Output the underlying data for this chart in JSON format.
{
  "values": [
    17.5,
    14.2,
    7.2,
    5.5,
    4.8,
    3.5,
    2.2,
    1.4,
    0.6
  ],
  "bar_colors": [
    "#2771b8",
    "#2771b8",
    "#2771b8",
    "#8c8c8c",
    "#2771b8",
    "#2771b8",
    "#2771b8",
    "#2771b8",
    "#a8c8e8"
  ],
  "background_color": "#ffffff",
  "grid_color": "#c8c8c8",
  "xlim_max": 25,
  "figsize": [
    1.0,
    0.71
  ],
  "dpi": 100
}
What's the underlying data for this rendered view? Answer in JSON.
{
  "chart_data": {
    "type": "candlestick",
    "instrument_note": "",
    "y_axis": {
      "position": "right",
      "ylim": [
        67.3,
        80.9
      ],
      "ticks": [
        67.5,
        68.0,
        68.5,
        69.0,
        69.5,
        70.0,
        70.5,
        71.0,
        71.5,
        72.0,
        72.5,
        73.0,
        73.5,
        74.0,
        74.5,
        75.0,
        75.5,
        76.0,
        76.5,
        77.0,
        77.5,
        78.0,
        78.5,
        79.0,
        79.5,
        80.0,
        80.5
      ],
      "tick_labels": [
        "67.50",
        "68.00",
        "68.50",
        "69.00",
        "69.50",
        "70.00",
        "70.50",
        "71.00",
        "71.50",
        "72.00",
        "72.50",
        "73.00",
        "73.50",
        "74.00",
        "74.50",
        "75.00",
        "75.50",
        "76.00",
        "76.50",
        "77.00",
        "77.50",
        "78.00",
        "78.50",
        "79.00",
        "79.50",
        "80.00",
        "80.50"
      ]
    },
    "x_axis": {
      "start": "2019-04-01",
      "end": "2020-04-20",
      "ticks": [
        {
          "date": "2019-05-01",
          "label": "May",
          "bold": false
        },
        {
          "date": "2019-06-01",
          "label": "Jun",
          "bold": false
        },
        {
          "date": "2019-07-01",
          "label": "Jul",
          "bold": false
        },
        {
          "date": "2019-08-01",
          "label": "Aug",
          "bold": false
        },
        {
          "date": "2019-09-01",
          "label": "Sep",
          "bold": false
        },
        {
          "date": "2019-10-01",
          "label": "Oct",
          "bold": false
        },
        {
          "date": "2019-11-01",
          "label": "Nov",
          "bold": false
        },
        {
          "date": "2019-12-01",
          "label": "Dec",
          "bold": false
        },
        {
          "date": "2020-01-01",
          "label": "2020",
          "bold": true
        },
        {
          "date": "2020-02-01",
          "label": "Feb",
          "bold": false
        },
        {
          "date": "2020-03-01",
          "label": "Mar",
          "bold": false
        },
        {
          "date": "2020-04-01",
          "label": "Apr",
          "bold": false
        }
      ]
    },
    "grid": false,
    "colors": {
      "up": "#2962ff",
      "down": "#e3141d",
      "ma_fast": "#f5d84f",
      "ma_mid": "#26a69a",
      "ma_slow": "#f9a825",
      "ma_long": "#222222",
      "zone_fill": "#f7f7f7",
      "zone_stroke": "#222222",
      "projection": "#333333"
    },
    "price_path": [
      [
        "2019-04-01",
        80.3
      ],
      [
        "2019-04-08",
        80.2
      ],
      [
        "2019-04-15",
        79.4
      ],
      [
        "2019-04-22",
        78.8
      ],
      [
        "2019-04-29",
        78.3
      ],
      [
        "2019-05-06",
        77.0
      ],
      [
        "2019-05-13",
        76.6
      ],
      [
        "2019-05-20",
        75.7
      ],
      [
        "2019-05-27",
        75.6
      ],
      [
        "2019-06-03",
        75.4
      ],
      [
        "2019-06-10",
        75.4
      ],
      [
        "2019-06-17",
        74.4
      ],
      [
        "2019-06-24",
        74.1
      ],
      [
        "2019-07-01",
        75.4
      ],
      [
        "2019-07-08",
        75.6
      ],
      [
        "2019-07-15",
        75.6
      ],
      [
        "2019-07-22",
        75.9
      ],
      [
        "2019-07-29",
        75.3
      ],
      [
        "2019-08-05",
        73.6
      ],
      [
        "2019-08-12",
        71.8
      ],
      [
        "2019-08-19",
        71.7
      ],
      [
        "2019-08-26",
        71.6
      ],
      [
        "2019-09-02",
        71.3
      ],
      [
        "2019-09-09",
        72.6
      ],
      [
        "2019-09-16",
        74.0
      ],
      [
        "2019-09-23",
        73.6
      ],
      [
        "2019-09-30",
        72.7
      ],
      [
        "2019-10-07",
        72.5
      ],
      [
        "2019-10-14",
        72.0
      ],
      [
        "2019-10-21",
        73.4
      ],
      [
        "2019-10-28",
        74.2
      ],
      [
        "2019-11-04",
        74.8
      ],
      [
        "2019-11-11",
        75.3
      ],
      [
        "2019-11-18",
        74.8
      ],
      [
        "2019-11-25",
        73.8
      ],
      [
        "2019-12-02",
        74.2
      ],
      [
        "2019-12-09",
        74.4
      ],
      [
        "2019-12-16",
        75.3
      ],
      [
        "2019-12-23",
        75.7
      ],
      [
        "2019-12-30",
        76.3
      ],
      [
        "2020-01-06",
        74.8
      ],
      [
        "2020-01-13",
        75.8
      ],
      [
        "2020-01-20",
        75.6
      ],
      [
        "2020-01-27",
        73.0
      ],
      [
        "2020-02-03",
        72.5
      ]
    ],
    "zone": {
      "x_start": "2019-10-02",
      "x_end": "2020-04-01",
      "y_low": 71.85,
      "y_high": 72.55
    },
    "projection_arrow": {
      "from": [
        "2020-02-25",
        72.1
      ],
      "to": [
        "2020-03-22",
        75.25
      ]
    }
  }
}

┄┄┄┄┄┄┄┄┄┄┄┄┄┄┄┄┄┄┄┄

Directions for this task: Write out all the records above again, exactly as they stand.

Solution to the problem:
Output the underlying data for this chart in JSON format.
{
  "values": [
    17.5,
    14.2,
    7.2,
    5.5,
    4.8,
    3.5,
    2.2,
    1.4,
    0.6
  ],
  "bar_colors": [
    "#2771b8",
    "#2771b8",
    "#2771b8",
    "#8c8c8c",
    "#2771b8",
    "#2771b8",
    "#2771b8",
    "#2771b8",
    "#a8c8e8"
  ],
  "background_color": "#ffffff",
  "grid_color": "#c8c8c8",
  "xlim_max": 25,
  "figsize": [
    1.0,
    0.71
  ],
  "dpi": 100
}
What's the underlying data for this rendered view? Answer in JSON.
{
  "chart_data": {
    "type": "candlestick",
    "instrument_note": "",
    "y_axis": {
      "position": "right",
      "ylim": [
        67.3,
        80.9
      ],
      "ticks": [
        67.5,
        68.0,
        68.5,
        69.0,
        69.5,
        70.0,
        70.5,
        71.0,
        71.5,
        72.0,
        72.5,
        73.0,
        73.5,
        74.0,
        74.5,
        75.0,
        75.5,
        76.0,
        76.5,
        77.0,
        77.5,
        78.0,
        78.5,
        79.0,
        79.5,
        80.0,
        80.5
      ],
      "tick_labels": [
        "67.50",
        "68.00",
        "68.50",
        "69.00",
        "69.50",
        "70.00",
        "70.50",
        "71.00",
        "71.50",
        "72.00",
        "72.50",
        "73.00",
        "73.50",
        "74.00",
        "74.50",
        "75.00",
        "75.50",
        "76.00",
        "76.50",
        "77.00",
        "77.50",
        "78.00",
        "78.50",
        "79.00",
        "79.50",
        "80.00",
        "80.50"
      ]
    },
    "x_axis": {
      "start": "2019-04-01",
      "end": "2020-04-20",
      "ticks": [
        {
          "date": "2019-05-01",
          "label": "May",
          "bold": false
        },
        {
          "date": "2019-06-01",
          "label": "Jun",
          "bold": false
        },
        {
          "date": "2019-07-01",
          "label": "Jul",
          "bold": false
        },
        {
          "date": "2019-08-01",
          "label": "Aug",
          "bold": false
        },
        {
          "date": "2019-09-01",
          "label": "Sep",
          "bold": false
        },
        {
          "date": "2019-10-01",
          "label": "Oct",
          "bold": false
        },
        {
          "date": "2019-11-01",
          "label": "Nov",
          "bold": false
        },
        {
          "date": "2019-12-01",
          "label": "Dec",
          "bold": false
        },
        {
          "date": "2020-01-01",
          "label": "2020",
          "bold": true
        },
        {
          "date": "2020-02-01",
          "label": "Feb",
          "bold": false
        },
        {
          "date": "2020-03-01",
          "label": "Mar",
          "bold": false
        },
        {
          "date": "2020-04-01",
          "label": "Apr",
          "bold": false
        }
      ]
    },
    "grid": false,
    "colors": {
      "up": "#2962ff",
      "down": "#e3141d",
      "ma_fast": "#f5d84f",
      "ma_mid": "#26a69a",
      "ma_slow": "#f9a825",
      "ma_long": "#222222",
      "zone_fill": "#f7f7f7",
      "zone_stroke": "#222222",
      "projection": "#333333"
    },
    "price_path": [
      [
        "2019-04-01",
        80.3
      ],
      [
        "2019-04-08",
        80.2
      ],
      [
        "2019-04-15",
        79.4
      ],
      [
        "2019-04-22",
        78.8
      ],
      [
        "2019-04-29",
        78.3
      ],
      [
        "2019-05-06",
        77.0
      ],
      [
        "2019-05-13",
        76.6
      ],
      [
        "2019-05-20",
        75.7
      ],
      [
        "2019-05-27",
        75.6
      ],
      [
        "2019-06-03",
        75.4
      ],
      [
        "2019-06-10",
        75.4
      ],
      [
        "2019-06-17",
        74.4
      ],
      [
        "2019-06-24",
        74.1
      ],
      [
        "2019-07-01",
        75.4
      ],
      [
        "2019-07-08",
        75.6
      ],
      [
        "2019-07-15",
        75.6
      ],
      [
        "2019-07-22",
        75.9
      ],
      [
        "2019-07-29",
        75.3
      ],
      [
        "2019-08-05",
        73.6
      ],
      [
        "2019-08-12",
        71.8
      ],
      [
        "2019-08-19",
        71.7
      ],
      [
        "2019-08-26",
        71.6
      ],
      [
        "2019-09-02",
        71.3
      ],
      [
        "2019-09-09",
        72.6
      ],
      [
        "2019-09-16",
        74.0
      ],
      [
        "2019-09-23",
        73.6
      ],
      [
        "2019-09-30",
        72.7
      ],
      [
        "2019-10-07",
        72.5
      ],
      [
        "2019-10-14",
        72.0
      ],
      [
        "2019-10-21",
        73.4
      ],
      [
        "2019-10-28",
        74.2
      ],
      [
        "2019-11-04",
        74.8
      ],
      [
        "2019-11-11",
        75.3
      ],
      [
        "2019-11-18",
        74.8
      ],
      [
        "2019-11-25",
        73.8
      ],
      [
        "2019-12-02",
        74.2
      ],
      [
        "2019-12-09",
        74.4
      ],
      [
        "2019-12-16",
        75.3
      ],
      [
        "2019-12-23",
        75.7
      ],
      [
        "2019-12-30",
        76.3
      ],
      [
        "2020-01-06",
        74.8
      ],
      [
        "2020-01-13",
        75.8
      ],
      [
        "2020-01-20",
        75.6
      ],
      [
        "2020-01-27",
        73.0
      ],
      [
        "2020-02-03",
        72.5
      ]
    ],
    "zone": {
      "x_start": "2019-10-02",
      "x_end": "2020-04-01",
      "y_low": 71.85,
      "y_high": 72.55
    },
    "projection_arrow": {
      "from": [
        "2020-02-25",
        72.1
      ],
      "to": [
        "2020-03-22",
        75.25
      ]
    }
  }
}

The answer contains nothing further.